* begin Records provided *
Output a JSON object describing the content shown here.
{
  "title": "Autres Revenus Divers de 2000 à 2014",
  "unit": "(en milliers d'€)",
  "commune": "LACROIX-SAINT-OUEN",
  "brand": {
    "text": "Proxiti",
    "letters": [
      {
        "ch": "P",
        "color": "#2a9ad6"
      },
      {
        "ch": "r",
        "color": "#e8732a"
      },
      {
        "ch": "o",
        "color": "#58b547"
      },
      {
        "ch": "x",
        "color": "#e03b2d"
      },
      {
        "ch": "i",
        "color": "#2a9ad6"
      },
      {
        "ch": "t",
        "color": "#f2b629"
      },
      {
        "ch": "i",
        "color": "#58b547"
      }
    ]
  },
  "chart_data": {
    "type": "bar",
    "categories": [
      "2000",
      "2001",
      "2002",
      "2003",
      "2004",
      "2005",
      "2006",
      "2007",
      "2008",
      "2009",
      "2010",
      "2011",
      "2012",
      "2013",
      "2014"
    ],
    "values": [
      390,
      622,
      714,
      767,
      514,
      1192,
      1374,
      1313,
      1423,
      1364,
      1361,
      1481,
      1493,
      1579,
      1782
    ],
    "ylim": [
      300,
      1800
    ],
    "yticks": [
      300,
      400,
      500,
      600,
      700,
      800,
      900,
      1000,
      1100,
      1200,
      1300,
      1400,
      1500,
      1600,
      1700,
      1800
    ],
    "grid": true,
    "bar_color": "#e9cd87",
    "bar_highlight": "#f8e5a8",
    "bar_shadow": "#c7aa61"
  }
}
* end Records provided *
▸ Job
Quote all of the entries exactly as they appear.

▸ The response
Output a JSON object describing the content shown here.
{
  "title": "Autres Revenus Divers de 2000 à 2014",
  "unit": "(en milliers d'€)",
  "commune": "LACROIX-SAINT-OUEN",
  "brand": {
    "text": "Proxiti",
    "letters": [
      {
        "ch": "P",
        "color": "#2a9ad6"
      },
      {
        "ch": "r",
        "color": "#e8732a"
      },
      {
        "ch": "o",
        "color": "#58b547"
      },
      {
        "ch": "x",
        "color": "#e03b2d"
      },
      {
        "ch": "i",
        "color": "#2a9ad6"
      },
      {
        "ch": "t",
        "color": "#f2b629"
      },
      {
        "ch": "i",
        "color": "#58b547"
      }
    ]
  },
  "chart_data": {
    "type": "bar",
    "categories": [
      "2000",
      "2001",
      "2002",
      "2003",
      "2004",
      "2005",
      "2006",
      "2007",
      "2008",
      "2009",
      "2010",
      "2011",
      "2012",
      "2013",
      "2014"
    ],
    "values": [
      390,
      622,
      714,
      767,
      514,
      1192,
      1374,
      1313,
      1423,
      1364,
      1361,
      1481,
      1493,
      1579,
      1782
    ],
    "ylim": [
      300,
      1800
    ],
    "yticks": [
      300,
      400,
      500,
      600,
      700,
      800,
      900,
      1000,
      1100,
      1200,
      1300,
      1400,
      1500,
      1600,
      1700,
      1800
    ],
    "grid": true,
    "bar_color": "#e9cd87",
    "bar_highlight": "#f8e5a8",
    "bar_shadow": "#c7aa61"
  }
}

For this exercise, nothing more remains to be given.